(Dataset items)
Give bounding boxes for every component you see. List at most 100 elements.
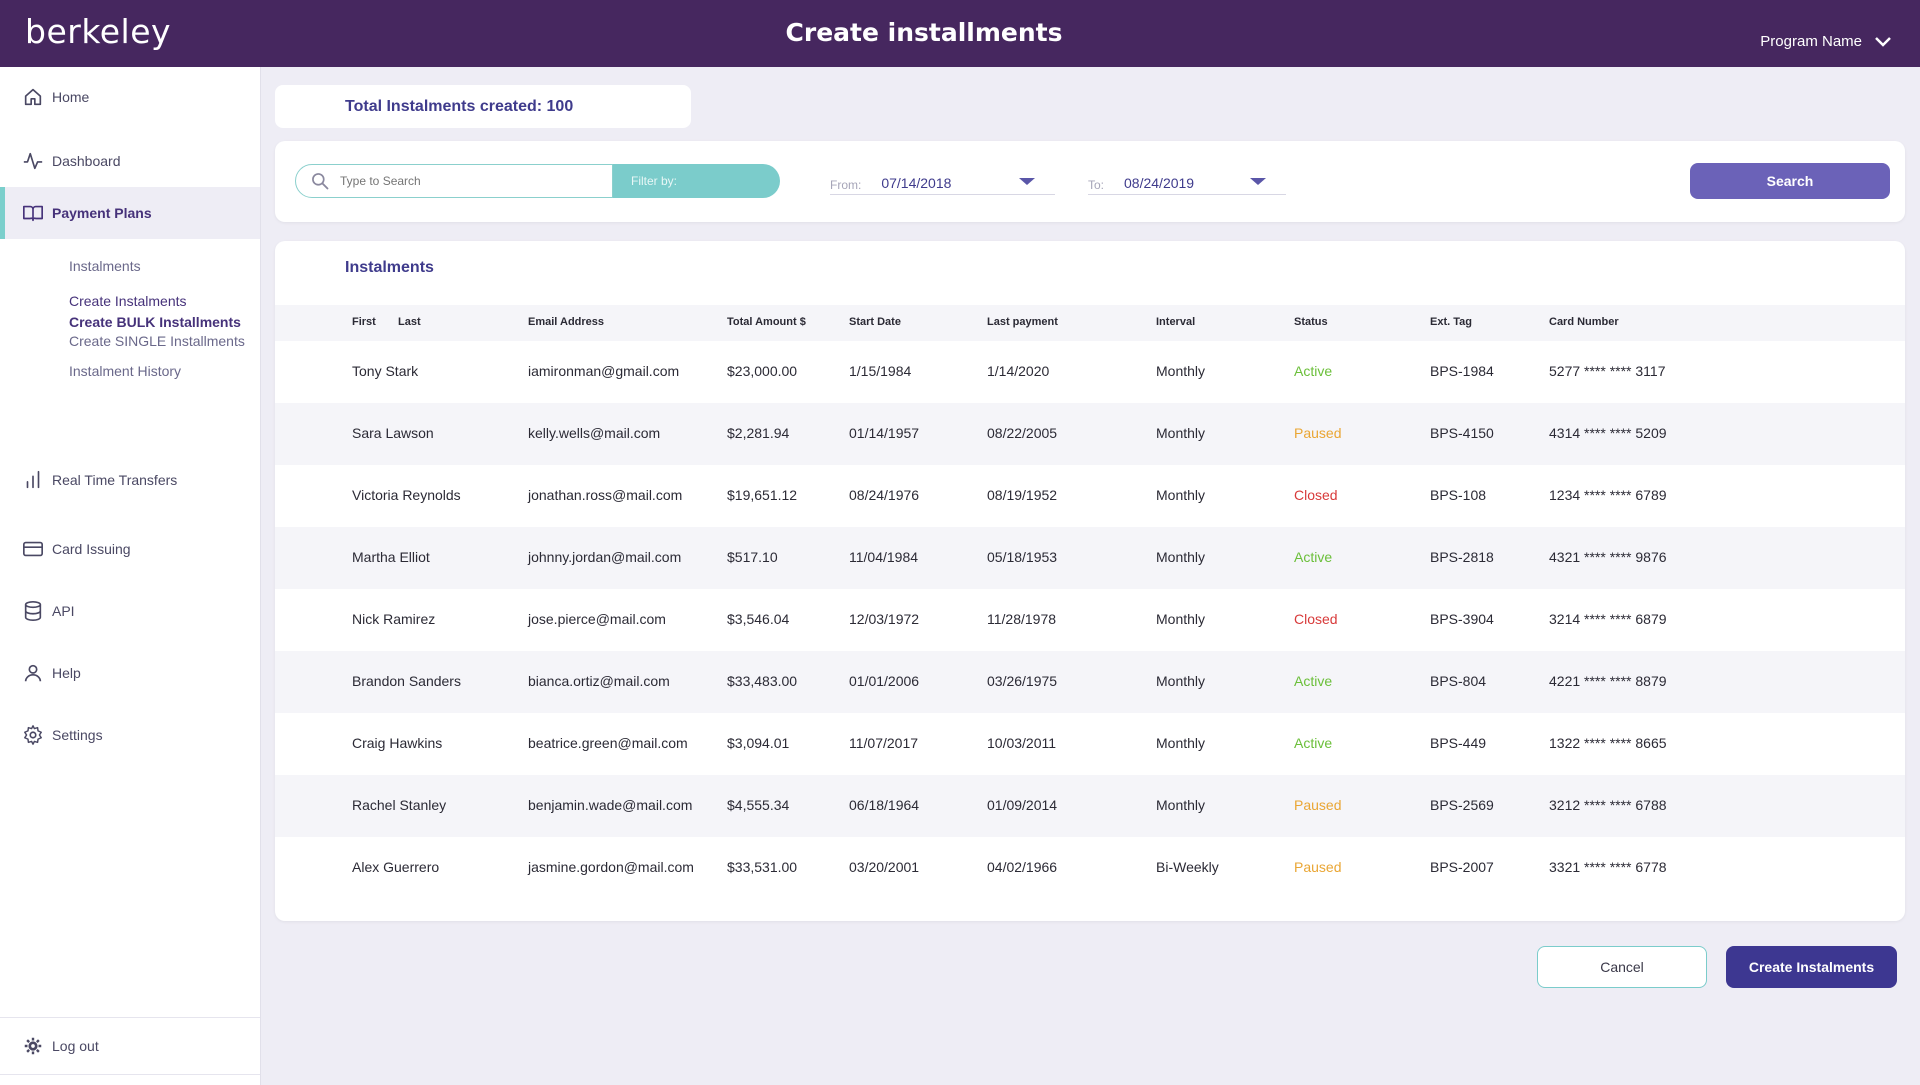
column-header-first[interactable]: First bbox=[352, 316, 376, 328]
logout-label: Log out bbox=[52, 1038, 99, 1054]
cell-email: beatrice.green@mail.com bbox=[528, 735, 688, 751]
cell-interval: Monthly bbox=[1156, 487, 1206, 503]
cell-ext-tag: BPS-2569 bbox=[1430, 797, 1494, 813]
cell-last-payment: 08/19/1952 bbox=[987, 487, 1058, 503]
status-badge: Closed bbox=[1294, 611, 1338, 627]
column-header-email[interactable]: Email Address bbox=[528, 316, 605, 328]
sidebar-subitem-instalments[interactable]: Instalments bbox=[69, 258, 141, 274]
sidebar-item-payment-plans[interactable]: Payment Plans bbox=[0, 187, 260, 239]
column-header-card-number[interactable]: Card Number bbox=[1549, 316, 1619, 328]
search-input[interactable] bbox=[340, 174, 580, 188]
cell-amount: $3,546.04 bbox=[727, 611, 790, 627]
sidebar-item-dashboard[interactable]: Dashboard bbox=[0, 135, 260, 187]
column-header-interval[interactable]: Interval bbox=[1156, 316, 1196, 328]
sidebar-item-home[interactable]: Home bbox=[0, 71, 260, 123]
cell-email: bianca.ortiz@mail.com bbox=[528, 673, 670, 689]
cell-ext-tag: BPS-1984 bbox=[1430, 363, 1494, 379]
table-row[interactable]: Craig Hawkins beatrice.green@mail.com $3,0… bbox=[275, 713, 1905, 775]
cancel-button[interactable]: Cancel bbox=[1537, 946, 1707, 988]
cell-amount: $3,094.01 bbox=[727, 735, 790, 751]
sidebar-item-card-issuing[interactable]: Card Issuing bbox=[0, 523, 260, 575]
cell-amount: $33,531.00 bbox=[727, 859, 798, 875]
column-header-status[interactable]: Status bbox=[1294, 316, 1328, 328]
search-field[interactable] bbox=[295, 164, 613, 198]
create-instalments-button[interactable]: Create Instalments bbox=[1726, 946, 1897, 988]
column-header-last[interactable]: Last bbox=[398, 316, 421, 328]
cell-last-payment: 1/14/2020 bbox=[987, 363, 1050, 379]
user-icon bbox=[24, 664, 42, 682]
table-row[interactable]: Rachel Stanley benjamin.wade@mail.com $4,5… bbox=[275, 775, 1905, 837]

_What you are asked to do:_ Write out the listing above again with "Closed" swapped for "Active" throughout all of it, keeping everything else the same and omitting the pictures.

_Problem solution:_
Give bounding boxes for every component you see. List at most 100 elements.
column-header-first[interactable]: First bbox=[352, 316, 376, 328]
logout-label: Log out bbox=[52, 1038, 99, 1054]
cell-email: beatrice.green@mail.com bbox=[528, 735, 688, 751]
cell-interval: Monthly bbox=[1156, 487, 1206, 503]
cell-ext-tag: BPS-2569 bbox=[1430, 797, 1494, 813]
cell-last-payment: 08/19/1952 bbox=[987, 487, 1058, 503]
status-badge: Active bbox=[1294, 611, 1338, 627]
column-header-email[interactable]: Email Address bbox=[528, 316, 605, 328]
sidebar-subitem-instalments[interactable]: Instalments bbox=[69, 258, 141, 274]
sidebar-item-payment-plans[interactable]: Payment Plans bbox=[0, 187, 260, 239]
column-header-card-number[interactable]: Card Number bbox=[1549, 316, 1619, 328]
search-input[interactable] bbox=[340, 174, 580, 188]
cell-amount: $3,546.04 bbox=[727, 611, 790, 627]
sidebar-item-dashboard[interactable]: Dashboard bbox=[0, 135, 260, 187]
column-header-interval[interactable]: Interval bbox=[1156, 316, 1196, 328]
sidebar-item-home[interactable]: Home bbox=[0, 71, 260, 123]
cell-email: bianca.ortiz@mail.com bbox=[528, 673, 670, 689]
cell-ext-tag: BPS-1984 bbox=[1430, 363, 1494, 379]
table-row[interactable]: Craig Hawkins beatrice.green@mail.com $3,0… bbox=[275, 713, 1905, 775]
cancel-button[interactable]: Cancel bbox=[1537, 946, 1707, 988]
cell-amount: $3,094.01 bbox=[727, 735, 790, 751]
sidebar-item-card-issuing[interactable]: Card Issuing bbox=[0, 523, 260, 575]
cell-amount: $33,531.00 bbox=[727, 859, 798, 875]
column-header-status[interactable]: Status bbox=[1294, 316, 1328, 328]
search-field[interactable] bbox=[295, 164, 613, 198]
create-instalments-button[interactable]: Create Instalments bbox=[1726, 946, 1897, 988]
column-header-last[interactable]: Last bbox=[398, 316, 421, 328]
cell-last-payment: 1/14/2020 bbox=[987, 363, 1050, 379]
user-icon bbox=[24, 664, 42, 682]
table-row[interactable]: Rachel Stanley benjamin.wade@mail.com $4,5… bbox=[275, 775, 1905, 837]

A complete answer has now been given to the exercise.